● Given problem: Write the records out again exactly, leaving no images in.

--- BEGIN Available records ---

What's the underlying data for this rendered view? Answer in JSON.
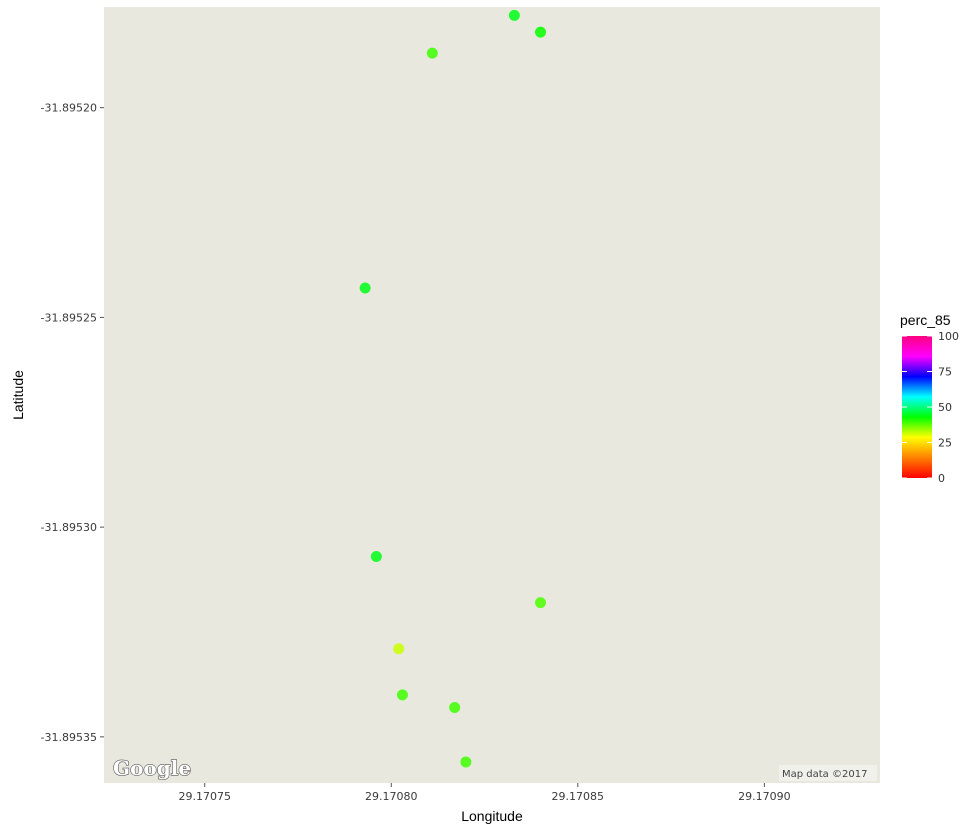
{
  "chart_data": {
    "type": "scatter",
    "title": "",
    "xlabel": "Longitude",
    "ylabel": "Latitude",
    "xlim": [
      29.170723,
      29.170931
    ],
    "ylim": [
      -31.895361,
      -31.895176
    ],
    "x_ticks": [
      29.17075,
      29.1708,
      29.17085,
      29.1709
    ],
    "x_tick_labels": [
      "29.17075",
      "29.17080",
      "29.17085",
      "29.17090"
    ],
    "y_ticks": [
      -31.8952,
      -31.89525,
      -31.8953,
      -31.89535
    ],
    "y_tick_labels": [
      "-31.89520",
      "-31.89525",
      "-31.89530",
      "-31.89535"
    ],
    "grid": false,
    "legend": {
      "title": "perc_85",
      "type": "colorbar",
      "position": "right",
      "range": [
        0,
        100
      ],
      "ticks": [
        0,
        25,
        50,
        75,
        100
      ],
      "tick_labels": [
        "0",
        "25",
        "50",
        "75",
        "100"
      ],
      "colors": [
        "#ff0000",
        "#ff8000",
        "#ffff00",
        "#00ff00",
        "#00ffff",
        "#0000ff",
        "#ff00ff",
        "#ff0080"
      ]
    },
    "points": [
      {
        "x": 29.170833,
        "y": -31.895178,
        "perc_85": 38
      },
      {
        "x": 29.17084,
        "y": -31.895182,
        "perc_85": 36
      },
      {
        "x": 29.170811,
        "y": -31.895187,
        "perc_85": 32
      },
      {
        "x": 29.170793,
        "y": -31.895243,
        "perc_85": 38
      },
      {
        "x": 29.170796,
        "y": -31.895307,
        "perc_85": 38
      },
      {
        "x": 29.17084,
        "y": -31.895318,
        "perc_85": 31
      },
      {
        "x": 29.170802,
        "y": -31.895329,
        "perc_85": 22
      },
      {
        "x": 29.170803,
        "y": -31.89534,
        "perc_85": 32
      },
      {
        "x": 29.170817,
        "y": -31.895343,
        "perc_85": 32
      },
      {
        "x": 29.17082,
        "y": -31.895356,
        "perc_85": 32
      }
    ]
  },
  "map": {
    "logo_text": "Google",
    "attribution": "Map data ©2017"
  }
}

--- END Available records ---

● Exercise result:
What's the underlying data for this rendered view? Answer in JSON.
{
  "chart_data": {
    "type": "scatter",
    "title": "",
    "xlabel": "Longitude",
    "ylabel": "Latitude",
    "xlim": [
      29.170723,
      29.170931
    ],
    "ylim": [
      -31.895361,
      -31.895176
    ],
    "x_ticks": [
      29.17075,
      29.1708,
      29.17085,
      29.1709
    ],
    "x_tick_labels": [
      "29.17075",
      "29.17080",
      "29.17085",
      "29.17090"
    ],
    "y_ticks": [
      -31.8952,
      -31.89525,
      -31.8953,
      -31.89535
    ],
    "y_tick_labels": [
      "-31.89520",
      "-31.89525",
      "-31.89530",
      "-31.89535"
    ],
    "grid": false,
    "legend": {
      "title": "perc_85",
      "type": "colorbar",
      "position": "right",
      "range": [
        0,
        100
      ],
      "ticks": [
        0,
        25,
        50,
        75,
        100
      ],
      "tick_labels": [
        "0",
        "25",
        "50",
        "75",
        "100"
      ],
      "colors": [
        "#ff0000",
        "#ff8000",
        "#ffff00",
        "#00ff00",
        "#00ffff",
        "#0000ff",
        "#ff00ff",
        "#ff0080"
      ]
    },
    "points": [
      {
        "x": 29.170833,
        "y": -31.895178,
        "perc_85": 38
      },
      {
        "x": 29.17084,
        "y": -31.895182,
        "perc_85": 36
      },
      {
        "x": 29.170811,
        "y": -31.895187,
        "perc_85": 32
      },
      {
        "x": 29.170793,
        "y": -31.895243,
        "perc_85": 38
      },
      {
        "x": 29.170796,
        "y": -31.895307,
        "perc_85": 38
      },
      {
        "x": 29.17084,
        "y": -31.895318,
        "perc_85": 31
      },
      {
        "x": 29.170802,
        "y": -31.895329,
        "perc_85": 22
      },
      {
        "x": 29.170803,
        "y": -31.89534,
        "perc_85": 32
      },
      {
        "x": 29.170817,
        "y": -31.895343,
        "perc_85": 32
      },
      {
        "x": 29.17082,
        "y": -31.895356,
        "perc_85": 32
      }
    ]
  },
  "map": {
    "logo_text": "Google",
    "attribution": "Map data ©2017"
  }
}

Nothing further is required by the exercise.